## TASK REQUIREMENTS
Transcribe every entry word for word, leaving out all images.

## RECORDS SUPPLIED
^^^^^^^^
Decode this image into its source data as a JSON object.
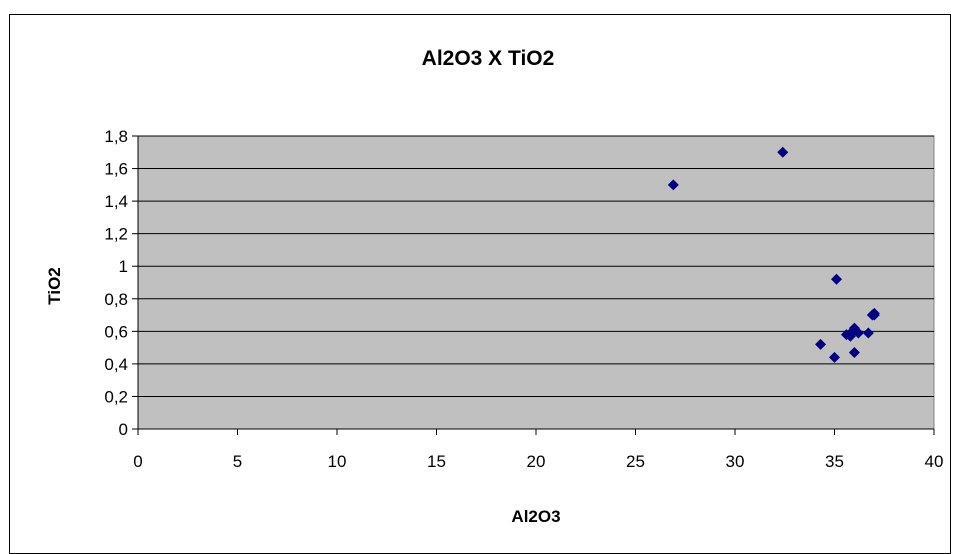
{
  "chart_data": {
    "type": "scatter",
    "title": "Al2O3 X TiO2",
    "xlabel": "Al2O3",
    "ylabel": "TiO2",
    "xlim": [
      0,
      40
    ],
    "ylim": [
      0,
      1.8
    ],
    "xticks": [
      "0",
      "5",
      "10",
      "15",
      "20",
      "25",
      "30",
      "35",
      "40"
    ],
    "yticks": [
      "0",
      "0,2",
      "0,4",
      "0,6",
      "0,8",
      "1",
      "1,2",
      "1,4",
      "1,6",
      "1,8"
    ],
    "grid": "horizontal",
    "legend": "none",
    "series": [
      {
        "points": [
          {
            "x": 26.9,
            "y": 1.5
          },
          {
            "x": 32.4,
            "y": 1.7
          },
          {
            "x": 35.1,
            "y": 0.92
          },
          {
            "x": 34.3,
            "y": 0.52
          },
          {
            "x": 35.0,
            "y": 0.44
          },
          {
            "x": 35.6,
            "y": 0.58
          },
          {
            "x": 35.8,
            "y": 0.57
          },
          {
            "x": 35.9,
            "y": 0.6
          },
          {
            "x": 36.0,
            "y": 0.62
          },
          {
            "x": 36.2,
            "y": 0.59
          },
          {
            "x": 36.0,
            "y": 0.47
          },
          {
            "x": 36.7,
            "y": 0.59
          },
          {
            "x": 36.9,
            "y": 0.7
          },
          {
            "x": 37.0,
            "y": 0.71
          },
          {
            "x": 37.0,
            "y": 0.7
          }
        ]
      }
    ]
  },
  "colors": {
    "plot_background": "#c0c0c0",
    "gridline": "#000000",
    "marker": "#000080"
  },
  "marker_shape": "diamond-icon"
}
^^^^^^^^
## CORRECT RESPONSE
Decode this image into its source data as a JSON object.
{
  "chart_data": {
    "type": "scatter",
    "title": "Al2O3 X TiO2",
    "xlabel": "Al2O3",
    "ylabel": "TiO2",
    "xlim": [
      0,
      40
    ],
    "ylim": [
      0,
      1.8
    ],
    "xticks": [
      "0",
      "5",
      "10",
      "15",
      "20",
      "25",
      "30",
      "35",
      "40"
    ],
    "yticks": [
      "0",
      "0,2",
      "0,4",
      "0,6",
      "0,8",
      "1",
      "1,2",
      "1,4",
      "1,6",
      "1,8"
    ],
    "grid": "horizontal",
    "legend": "none",
    "series": [
      {
        "points": [
          {
            "x": 26.9,
            "y": 1.5
          },
          {
            "x": 32.4,
            "y": 1.7
          },
          {
            "x": 35.1,
            "y": 0.92
          },
          {
            "x": 34.3,
            "y": 0.52
          },
          {
            "x": 35.0,
            "y": 0.44
          },
          {
            "x": 35.6,
            "y": 0.58
          },
          {
            "x": 35.8,
            "y": 0.57
          },
          {
            "x": 35.9,
            "y": 0.6
          },
          {
            "x": 36.0,
            "y": 0.62
          },
          {
            "x": 36.2,
            "y": 0.59
          },
          {
            "x": 36.0,
            "y": 0.47
          },
          {
            "x": 36.7,
            "y": 0.59
          },
          {
            "x": 36.9,
            "y": 0.7
          },
          {
            "x": 37.0,
            "y": 0.71
          },
          {
            "x": 37.0,
            "y": 0.7
          }
        ]
      }
    ]
  },
  "colors": {
    "plot_background": "#c0c0c0",
    "gridline": "#000000",
    "marker": "#000080"
  },
  "marker_shape": "diamond-icon"
}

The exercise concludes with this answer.